--- Start of Record extracts ---

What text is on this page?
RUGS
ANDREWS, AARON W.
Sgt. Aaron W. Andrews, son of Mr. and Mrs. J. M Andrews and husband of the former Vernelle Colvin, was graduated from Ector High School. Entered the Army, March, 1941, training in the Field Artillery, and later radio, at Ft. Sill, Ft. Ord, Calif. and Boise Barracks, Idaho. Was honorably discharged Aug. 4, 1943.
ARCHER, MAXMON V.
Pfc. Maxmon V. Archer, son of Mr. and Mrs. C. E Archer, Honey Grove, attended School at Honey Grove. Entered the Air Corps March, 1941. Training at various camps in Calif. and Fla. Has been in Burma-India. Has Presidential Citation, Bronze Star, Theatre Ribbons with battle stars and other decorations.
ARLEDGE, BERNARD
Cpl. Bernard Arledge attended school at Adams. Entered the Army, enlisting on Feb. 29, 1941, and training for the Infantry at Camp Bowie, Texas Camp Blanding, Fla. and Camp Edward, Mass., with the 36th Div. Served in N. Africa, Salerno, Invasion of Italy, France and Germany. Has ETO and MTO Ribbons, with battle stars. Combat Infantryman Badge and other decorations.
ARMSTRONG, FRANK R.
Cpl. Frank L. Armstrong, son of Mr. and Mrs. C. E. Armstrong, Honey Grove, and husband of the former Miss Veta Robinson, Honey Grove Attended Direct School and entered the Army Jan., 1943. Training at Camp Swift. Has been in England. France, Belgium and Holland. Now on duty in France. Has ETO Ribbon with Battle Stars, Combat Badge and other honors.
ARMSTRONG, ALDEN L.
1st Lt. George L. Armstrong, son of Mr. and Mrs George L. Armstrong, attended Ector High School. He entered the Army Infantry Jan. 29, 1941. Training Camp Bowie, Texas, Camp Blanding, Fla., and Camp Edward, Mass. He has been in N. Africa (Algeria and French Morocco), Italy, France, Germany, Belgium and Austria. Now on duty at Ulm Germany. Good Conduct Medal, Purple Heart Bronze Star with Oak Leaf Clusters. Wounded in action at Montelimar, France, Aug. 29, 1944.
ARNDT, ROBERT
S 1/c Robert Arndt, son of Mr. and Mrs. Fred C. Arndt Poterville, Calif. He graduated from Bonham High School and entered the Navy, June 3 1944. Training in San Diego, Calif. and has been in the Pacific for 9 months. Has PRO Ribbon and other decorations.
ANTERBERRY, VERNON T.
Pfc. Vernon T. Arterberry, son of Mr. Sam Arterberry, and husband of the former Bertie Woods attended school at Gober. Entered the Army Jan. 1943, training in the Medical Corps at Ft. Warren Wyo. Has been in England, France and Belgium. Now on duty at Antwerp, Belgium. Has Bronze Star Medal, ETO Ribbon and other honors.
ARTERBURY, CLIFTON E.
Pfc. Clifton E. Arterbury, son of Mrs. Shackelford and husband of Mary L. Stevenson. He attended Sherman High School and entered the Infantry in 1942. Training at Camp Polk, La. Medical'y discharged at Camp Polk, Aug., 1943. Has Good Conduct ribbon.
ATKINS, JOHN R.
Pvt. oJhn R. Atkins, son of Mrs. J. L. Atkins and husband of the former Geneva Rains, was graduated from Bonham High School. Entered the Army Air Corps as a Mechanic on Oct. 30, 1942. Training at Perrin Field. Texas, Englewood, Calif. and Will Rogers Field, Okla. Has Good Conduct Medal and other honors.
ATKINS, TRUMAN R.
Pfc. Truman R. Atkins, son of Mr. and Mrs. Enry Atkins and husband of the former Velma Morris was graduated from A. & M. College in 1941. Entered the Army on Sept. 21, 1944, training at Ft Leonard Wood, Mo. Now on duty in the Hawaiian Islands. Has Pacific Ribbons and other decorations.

--- End of Record extracts ---

Your goal
Give the complete listing a second time, exactly as it reads.

Task solution
What text is on this page?
RUGS
ANDREWS, AARON W.
Sgt. Aaron W. Andrews, son of Mr. and Mrs. J. M Andrews and husband of the former Vernelle Colvin, was graduated from Ector High School. Entered the Army, March, 1941, training in the Field Artillery, and later radio, at Ft. Sill, Ft. Ord, Calif. and Boise Barracks, Idaho. Was honorably discharged Aug. 4, 1943.
ARCHER, MAXMON V.
Pfc. Maxmon V. Archer, son of Mr. and Mrs. C. E Archer, Honey Grove, attended School at Honey Grove. Entered the Air Corps March, 1941. Training at various camps in Calif. and Fla. Has been in Burma-India. Has Presidential Citation, Bronze Star, Theatre Ribbons with battle stars and other decorations.
ARLEDGE, BERNARD
Cpl. Bernard Arledge attended school at Adams. Entered the Army, enlisting on Feb. 29, 1941, and training for the Infantry at Camp Bowie, Texas Camp Blanding, Fla. and Camp Edward, Mass., with the 36th Div. Served in N. Africa, Salerno, Invasion of Italy, France and Germany. Has ETO and MTO Ribbons, with battle stars. Combat Infantryman Badge and other decorations.
ARMSTRONG, FRANK R.
Cpl. Frank L. Armstrong, son of Mr. and Mrs. C. E. Armstrong, Honey Grove, and husband of the former Miss Veta Robinson, Honey Grove Attended Direct School and entered the Army Jan., 1943. Training at Camp Swift. Has been in England. France, Belgium and Holland. Now on duty in France. Has ETO Ribbon with Battle Stars, Combat Badge and other honors.
ARMSTRONG, ALDEN L.
1st Lt. George L. Armstrong, son of Mr. and Mrs George L. Armstrong, attended Ector High School. He entered the Army Infantry Jan. 29, 1941. Training Camp Bowie, Texas, Camp Blanding, Fla., and Camp Edward, Mass. He has been in N. Africa (Algeria and French Morocco), Italy, France, Germany, Belgium and Austria. Now on duty at Ulm Germany. Good Conduct Medal, Purple Heart Bronze Star with Oak Leaf Clusters. Wounded in action at Montelimar, France, Aug. 29, 1944.
ARNDT, ROBERT
S 1/c Robert Arndt, son of Mr. and Mrs. Fred C. Arndt Poterville, Calif. He graduated from Bonham High School and entered the Navy, June 3 1944. Training in San Diego, Calif. and has been in the Pacific for 9 months. Has PRO Ribbon and other decorations.
ANTERBERRY, VERNON T.
Pfc. Vernon T. Arterberry, son of Mr. Sam Arterberry, and husband of the former Bertie Woods attended school at Gober. Entered the Army Jan. 1943, training in the Medical Corps at Ft. Warren Wyo. Has been in England, France and Belgium. Now on duty at Antwerp, Belgium. Has Bronze Star Medal, ETO Ribbon and other honors.
ARTERBURY, CLIFTON E.
Pfc. Clifton E. Arterbury, son of Mrs. Shackelford and husband of Mary L. Stevenson. He attended Sherman High School and entered the Infantry in 1942. Training at Camp Polk, La. Medical'y discharged at Camp Polk, Aug., 1943. Has Good Conduct ribbon.
ATKINS, JOHN R.
Pvt. oJhn R. Atkins, son of Mrs. J. L. Atkins and husband of the former Geneva Rains, was graduated from Bonham High School. Entered the Army Air Corps as a Mechanic on Oct. 30, 1942. Training at Perrin Field. Texas, Englewood, Calif. and Will Rogers Field, Okla. Has Good Conduct Medal and other honors.
ATKINS, TRUMAN R.
Pfc. Truman R. Atkins, son of Mr. and Mrs. Enry Atkins and husband of the former Velma Morris was graduated from A. & M. College in 1941. Entered the Army on Sept. 21, 1944, training at Ft Leonard Wood, Mo. Now on duty in the Hawaiian Islands. Has Pacific Ribbons and other decorations.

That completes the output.